**Exercise instructions:** Write the listing below out again exactly, dropping the images.

-- start of Data for the task --

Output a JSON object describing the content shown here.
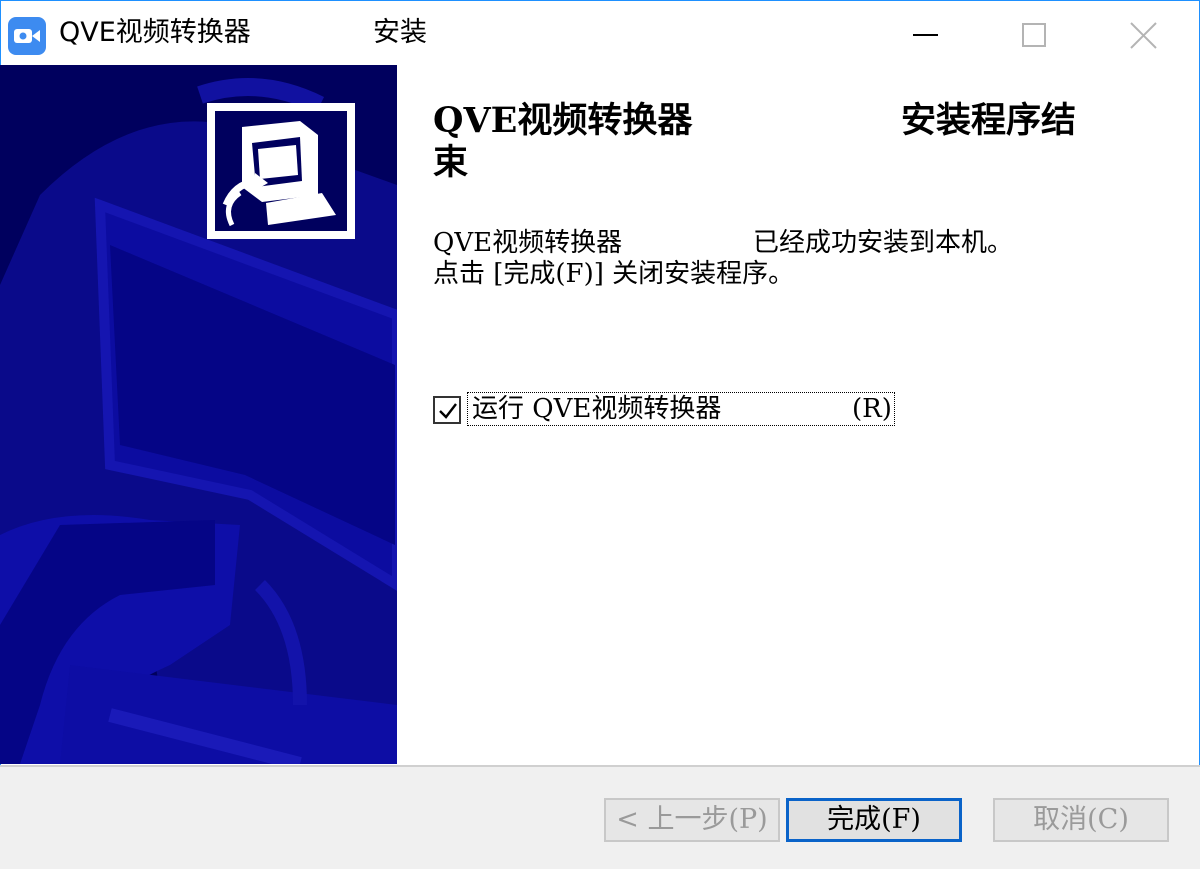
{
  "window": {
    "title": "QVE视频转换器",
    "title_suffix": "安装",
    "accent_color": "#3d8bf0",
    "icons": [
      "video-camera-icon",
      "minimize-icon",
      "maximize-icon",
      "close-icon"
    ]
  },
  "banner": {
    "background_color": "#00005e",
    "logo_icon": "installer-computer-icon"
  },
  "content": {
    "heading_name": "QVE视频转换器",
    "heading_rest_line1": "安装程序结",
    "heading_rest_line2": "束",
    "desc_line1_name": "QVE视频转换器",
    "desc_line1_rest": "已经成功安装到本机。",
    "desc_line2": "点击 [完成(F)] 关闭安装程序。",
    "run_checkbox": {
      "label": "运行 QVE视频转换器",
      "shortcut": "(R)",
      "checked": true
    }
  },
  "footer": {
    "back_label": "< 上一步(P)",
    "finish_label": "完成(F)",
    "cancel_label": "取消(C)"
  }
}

-- end of Data for the task --

**Solution for this exercise:**
Output a JSON object describing the content shown here.
{
  "window": {
    "title": "QVE视频转换器",
    "title_suffix": "安装",
    "accent_color": "#3d8bf0",
    "icons": [
      "video-camera-icon",
      "minimize-icon",
      "maximize-icon",
      "close-icon"
    ]
  },
  "banner": {
    "background_color": "#00005e",
    "logo_icon": "installer-computer-icon"
  },
  "content": {
    "heading_name": "QVE视频转换器",
    "heading_rest_line1": "安装程序结",
    "heading_rest_line2": "束",
    "desc_line1_name": "QVE视频转换器",
    "desc_line1_rest": "已经成功安装到本机。",
    "desc_line2": "点击 [完成(F)] 关闭安装程序。",
    "run_checkbox": {
      "label": "运行 QVE视频转换器",
      "shortcut": "(R)",
      "checked": true
    }
  },
  "footer": {
    "back_label": "< 上一步(P)",
    "finish_label": "完成(F)",
    "cancel_label": "取消(C)"
  }
}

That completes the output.